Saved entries

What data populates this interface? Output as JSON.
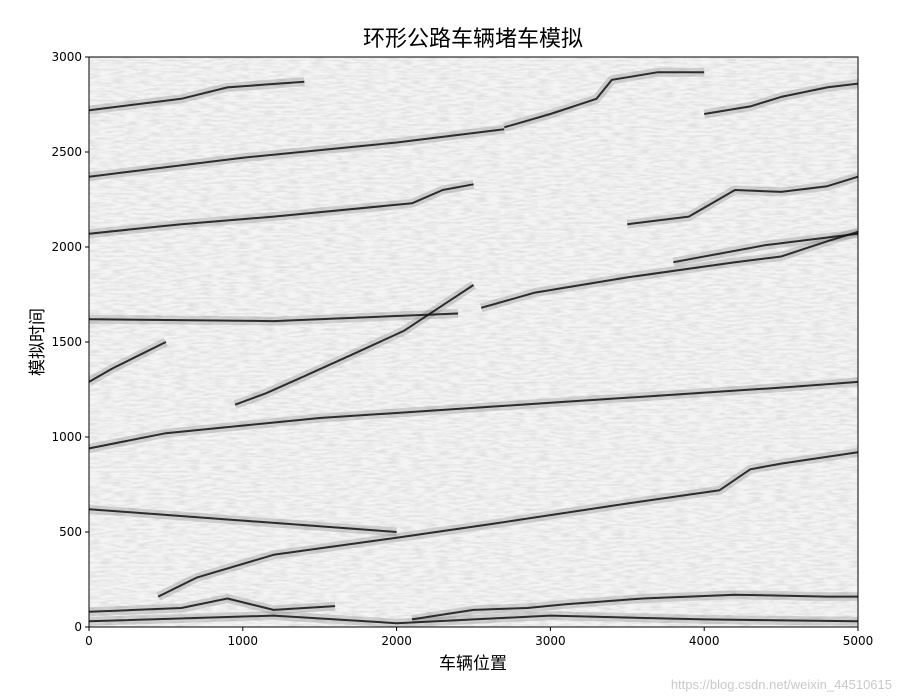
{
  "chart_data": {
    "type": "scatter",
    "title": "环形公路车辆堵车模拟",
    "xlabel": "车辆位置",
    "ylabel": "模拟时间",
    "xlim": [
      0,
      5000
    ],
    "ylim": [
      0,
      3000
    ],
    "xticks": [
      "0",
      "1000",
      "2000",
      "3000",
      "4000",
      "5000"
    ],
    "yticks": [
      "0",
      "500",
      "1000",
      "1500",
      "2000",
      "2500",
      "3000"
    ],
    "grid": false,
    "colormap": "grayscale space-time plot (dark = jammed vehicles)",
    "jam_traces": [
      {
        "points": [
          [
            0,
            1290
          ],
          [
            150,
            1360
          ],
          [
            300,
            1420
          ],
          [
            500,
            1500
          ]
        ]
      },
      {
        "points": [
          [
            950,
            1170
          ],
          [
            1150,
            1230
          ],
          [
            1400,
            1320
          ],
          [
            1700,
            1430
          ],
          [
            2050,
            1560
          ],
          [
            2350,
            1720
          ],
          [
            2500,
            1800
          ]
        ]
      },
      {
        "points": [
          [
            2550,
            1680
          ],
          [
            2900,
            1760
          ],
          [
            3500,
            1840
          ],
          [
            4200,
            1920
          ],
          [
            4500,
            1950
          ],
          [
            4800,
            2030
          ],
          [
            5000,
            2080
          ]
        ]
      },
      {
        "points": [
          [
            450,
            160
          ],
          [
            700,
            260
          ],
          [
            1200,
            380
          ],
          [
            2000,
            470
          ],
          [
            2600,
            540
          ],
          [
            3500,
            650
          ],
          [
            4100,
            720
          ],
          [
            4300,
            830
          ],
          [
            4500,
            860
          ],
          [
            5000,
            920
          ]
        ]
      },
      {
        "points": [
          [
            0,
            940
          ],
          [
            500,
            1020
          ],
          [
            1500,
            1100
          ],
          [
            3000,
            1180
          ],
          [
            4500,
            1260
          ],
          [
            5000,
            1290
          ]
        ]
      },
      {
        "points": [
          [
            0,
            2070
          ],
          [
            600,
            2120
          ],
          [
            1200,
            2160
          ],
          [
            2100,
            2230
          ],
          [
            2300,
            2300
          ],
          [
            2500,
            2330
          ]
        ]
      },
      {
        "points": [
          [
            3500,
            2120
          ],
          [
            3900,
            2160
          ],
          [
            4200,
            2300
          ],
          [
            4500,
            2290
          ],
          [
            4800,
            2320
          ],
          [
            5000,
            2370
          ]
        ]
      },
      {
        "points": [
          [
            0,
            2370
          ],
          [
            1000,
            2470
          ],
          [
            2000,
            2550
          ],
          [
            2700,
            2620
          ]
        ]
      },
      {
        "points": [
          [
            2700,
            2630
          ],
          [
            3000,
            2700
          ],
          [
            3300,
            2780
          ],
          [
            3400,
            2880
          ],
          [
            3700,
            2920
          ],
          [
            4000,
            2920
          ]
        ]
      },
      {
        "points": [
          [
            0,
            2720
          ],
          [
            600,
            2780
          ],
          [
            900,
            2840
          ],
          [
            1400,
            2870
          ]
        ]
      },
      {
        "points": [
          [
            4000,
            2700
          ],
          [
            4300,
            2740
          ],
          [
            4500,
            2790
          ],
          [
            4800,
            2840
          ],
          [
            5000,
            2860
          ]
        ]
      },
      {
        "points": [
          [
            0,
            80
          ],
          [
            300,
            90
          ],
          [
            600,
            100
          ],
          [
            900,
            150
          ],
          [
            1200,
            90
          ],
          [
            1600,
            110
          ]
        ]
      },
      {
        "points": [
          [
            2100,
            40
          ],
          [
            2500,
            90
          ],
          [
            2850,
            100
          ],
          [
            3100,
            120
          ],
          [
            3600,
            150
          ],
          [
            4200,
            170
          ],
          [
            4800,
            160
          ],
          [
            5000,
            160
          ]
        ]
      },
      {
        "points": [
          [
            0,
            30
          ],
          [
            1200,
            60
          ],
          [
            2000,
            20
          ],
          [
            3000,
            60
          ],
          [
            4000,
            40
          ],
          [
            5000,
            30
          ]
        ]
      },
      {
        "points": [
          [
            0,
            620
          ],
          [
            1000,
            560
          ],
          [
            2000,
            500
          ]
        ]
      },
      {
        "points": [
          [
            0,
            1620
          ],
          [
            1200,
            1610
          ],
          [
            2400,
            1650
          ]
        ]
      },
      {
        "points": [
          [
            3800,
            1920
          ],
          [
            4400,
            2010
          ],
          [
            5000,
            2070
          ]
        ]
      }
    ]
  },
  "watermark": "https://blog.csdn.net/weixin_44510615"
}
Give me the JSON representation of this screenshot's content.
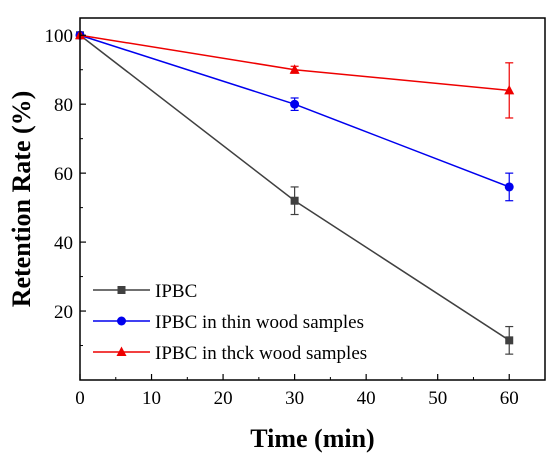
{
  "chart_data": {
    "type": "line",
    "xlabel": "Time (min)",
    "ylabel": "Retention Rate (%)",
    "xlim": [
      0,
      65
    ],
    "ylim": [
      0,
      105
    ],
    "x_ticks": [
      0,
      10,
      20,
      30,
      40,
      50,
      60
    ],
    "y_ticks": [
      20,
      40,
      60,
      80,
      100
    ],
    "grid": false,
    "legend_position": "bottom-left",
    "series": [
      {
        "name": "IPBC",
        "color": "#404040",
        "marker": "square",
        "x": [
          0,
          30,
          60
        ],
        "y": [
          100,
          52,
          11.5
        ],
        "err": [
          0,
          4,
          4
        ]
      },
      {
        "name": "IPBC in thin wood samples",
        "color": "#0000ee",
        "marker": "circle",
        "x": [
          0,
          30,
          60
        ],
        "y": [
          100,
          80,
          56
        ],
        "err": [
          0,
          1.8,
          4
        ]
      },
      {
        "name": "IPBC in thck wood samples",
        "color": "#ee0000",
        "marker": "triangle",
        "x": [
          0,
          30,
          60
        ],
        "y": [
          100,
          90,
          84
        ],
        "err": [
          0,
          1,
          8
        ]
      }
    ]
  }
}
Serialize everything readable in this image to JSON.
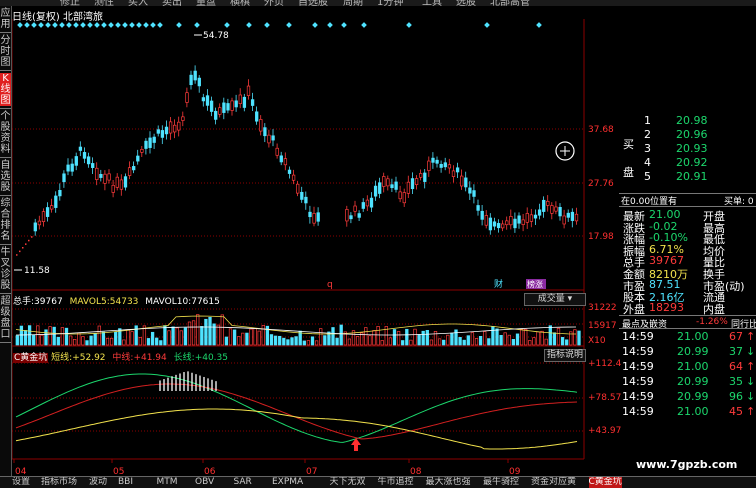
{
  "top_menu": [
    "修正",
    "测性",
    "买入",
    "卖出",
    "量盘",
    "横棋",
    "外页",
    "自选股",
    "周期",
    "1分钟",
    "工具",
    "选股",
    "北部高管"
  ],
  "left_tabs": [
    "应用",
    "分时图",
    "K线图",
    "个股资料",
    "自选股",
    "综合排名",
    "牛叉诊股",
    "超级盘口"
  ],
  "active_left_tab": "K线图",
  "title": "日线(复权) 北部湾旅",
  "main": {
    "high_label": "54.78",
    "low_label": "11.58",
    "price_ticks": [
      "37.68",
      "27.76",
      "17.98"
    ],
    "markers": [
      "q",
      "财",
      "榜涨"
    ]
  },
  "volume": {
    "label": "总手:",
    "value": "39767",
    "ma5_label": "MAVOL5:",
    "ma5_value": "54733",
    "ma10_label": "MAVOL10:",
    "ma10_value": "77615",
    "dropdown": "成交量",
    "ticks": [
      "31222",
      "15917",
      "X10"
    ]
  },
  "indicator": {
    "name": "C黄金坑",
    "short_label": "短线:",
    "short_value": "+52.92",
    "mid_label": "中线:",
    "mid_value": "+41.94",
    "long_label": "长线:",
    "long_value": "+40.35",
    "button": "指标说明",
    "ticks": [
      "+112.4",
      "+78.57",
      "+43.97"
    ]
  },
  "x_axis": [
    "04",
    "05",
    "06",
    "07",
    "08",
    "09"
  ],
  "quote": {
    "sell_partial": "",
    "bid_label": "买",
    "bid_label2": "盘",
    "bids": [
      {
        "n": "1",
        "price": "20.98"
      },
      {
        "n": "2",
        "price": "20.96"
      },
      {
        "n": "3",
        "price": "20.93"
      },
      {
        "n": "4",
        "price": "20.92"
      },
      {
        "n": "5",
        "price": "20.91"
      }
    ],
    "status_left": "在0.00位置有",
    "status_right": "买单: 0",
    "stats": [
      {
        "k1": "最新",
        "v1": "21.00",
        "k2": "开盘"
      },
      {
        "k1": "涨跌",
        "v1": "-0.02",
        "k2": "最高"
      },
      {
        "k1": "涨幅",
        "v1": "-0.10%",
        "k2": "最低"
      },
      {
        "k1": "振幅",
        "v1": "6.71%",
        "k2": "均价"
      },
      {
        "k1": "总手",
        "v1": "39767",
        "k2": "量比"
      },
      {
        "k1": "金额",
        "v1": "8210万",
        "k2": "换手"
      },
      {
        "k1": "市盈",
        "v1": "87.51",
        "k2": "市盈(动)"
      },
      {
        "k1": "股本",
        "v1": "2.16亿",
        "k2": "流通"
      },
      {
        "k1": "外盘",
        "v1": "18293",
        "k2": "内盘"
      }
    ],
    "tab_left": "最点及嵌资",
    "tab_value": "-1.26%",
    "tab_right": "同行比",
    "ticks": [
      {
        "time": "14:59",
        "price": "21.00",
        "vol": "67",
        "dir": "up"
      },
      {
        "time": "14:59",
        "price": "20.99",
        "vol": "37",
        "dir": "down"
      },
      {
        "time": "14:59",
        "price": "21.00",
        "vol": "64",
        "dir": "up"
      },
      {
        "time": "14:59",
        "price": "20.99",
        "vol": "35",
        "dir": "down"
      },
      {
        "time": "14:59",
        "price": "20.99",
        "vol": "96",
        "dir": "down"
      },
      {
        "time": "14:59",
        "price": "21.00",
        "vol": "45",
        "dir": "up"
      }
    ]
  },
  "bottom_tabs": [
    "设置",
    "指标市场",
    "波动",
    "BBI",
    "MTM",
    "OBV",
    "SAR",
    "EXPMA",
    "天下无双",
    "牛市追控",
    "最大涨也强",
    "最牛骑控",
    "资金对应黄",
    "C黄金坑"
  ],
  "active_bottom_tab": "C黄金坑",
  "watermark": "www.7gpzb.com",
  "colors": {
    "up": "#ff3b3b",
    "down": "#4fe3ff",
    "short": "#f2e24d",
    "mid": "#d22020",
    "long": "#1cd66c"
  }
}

* * *

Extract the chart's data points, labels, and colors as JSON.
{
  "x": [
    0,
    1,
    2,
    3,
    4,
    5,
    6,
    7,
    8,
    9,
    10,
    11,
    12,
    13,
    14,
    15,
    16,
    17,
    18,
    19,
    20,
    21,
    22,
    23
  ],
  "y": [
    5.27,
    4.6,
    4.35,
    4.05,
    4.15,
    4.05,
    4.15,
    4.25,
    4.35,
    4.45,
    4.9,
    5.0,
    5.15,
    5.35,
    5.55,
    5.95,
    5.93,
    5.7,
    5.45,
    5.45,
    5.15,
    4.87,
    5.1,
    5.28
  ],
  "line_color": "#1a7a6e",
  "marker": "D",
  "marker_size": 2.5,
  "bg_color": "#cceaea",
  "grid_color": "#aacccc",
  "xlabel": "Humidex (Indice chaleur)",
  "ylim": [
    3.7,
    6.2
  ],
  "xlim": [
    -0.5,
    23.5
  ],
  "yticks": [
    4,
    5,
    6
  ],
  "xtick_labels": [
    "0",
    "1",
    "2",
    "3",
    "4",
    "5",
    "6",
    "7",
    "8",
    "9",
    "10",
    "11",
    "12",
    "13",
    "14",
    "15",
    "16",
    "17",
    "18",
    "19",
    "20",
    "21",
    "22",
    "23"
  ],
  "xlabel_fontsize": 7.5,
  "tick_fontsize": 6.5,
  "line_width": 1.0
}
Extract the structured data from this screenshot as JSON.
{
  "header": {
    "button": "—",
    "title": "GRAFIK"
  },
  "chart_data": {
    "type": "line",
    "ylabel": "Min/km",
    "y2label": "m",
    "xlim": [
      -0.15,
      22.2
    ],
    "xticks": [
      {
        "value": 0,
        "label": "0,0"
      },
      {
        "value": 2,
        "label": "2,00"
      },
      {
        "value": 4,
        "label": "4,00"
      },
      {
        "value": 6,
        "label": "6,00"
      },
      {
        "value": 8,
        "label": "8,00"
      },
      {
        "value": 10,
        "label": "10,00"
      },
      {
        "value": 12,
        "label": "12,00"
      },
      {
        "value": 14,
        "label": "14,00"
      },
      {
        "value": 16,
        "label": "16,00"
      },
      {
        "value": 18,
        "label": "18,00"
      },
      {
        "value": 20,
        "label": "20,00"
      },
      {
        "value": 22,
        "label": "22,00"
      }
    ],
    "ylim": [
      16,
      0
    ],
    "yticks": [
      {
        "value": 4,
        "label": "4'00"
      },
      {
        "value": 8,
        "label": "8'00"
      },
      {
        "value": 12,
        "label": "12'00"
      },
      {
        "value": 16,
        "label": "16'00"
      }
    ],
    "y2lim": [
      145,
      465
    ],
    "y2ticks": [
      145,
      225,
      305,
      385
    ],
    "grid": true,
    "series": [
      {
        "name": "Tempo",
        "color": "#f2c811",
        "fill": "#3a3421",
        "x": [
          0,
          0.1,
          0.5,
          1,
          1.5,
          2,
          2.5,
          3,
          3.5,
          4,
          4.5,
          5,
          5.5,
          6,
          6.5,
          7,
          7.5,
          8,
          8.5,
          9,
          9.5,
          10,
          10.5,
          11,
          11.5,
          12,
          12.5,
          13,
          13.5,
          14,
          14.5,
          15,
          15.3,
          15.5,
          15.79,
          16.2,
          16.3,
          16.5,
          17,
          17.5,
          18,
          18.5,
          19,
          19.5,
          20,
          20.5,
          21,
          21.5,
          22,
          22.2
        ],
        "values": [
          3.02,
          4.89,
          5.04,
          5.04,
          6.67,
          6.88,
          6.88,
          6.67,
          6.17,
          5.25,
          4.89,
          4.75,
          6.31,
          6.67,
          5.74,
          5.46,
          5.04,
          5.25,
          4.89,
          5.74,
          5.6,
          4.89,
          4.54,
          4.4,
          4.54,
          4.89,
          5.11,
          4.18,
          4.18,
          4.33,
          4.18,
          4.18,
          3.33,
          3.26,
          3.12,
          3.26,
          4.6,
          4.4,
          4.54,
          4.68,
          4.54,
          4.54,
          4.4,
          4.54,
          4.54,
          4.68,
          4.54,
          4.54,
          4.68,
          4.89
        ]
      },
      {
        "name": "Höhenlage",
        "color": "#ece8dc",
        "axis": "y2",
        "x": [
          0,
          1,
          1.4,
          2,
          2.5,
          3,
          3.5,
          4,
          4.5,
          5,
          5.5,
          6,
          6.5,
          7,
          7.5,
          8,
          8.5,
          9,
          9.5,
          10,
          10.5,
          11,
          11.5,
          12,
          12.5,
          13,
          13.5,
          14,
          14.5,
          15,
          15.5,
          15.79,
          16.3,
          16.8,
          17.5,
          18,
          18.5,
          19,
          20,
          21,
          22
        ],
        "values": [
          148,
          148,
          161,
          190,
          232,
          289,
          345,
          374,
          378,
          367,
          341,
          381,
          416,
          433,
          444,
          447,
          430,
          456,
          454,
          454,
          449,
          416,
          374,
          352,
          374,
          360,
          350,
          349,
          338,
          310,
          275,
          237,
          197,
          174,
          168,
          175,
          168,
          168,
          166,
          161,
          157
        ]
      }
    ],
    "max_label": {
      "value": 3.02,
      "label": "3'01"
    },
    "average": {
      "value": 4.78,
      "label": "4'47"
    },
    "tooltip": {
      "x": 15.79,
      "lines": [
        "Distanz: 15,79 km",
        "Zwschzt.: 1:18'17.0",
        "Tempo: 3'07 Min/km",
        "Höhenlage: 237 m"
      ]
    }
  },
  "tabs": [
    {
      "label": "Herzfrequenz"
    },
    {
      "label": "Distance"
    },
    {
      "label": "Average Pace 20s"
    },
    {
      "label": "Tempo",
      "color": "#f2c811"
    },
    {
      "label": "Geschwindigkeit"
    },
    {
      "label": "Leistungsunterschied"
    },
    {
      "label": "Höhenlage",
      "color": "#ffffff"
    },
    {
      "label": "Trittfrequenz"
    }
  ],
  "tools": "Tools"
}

■ Task: Give the number of lines where the string "Tempo" occurs, without any further text.

■ Output of the task: 3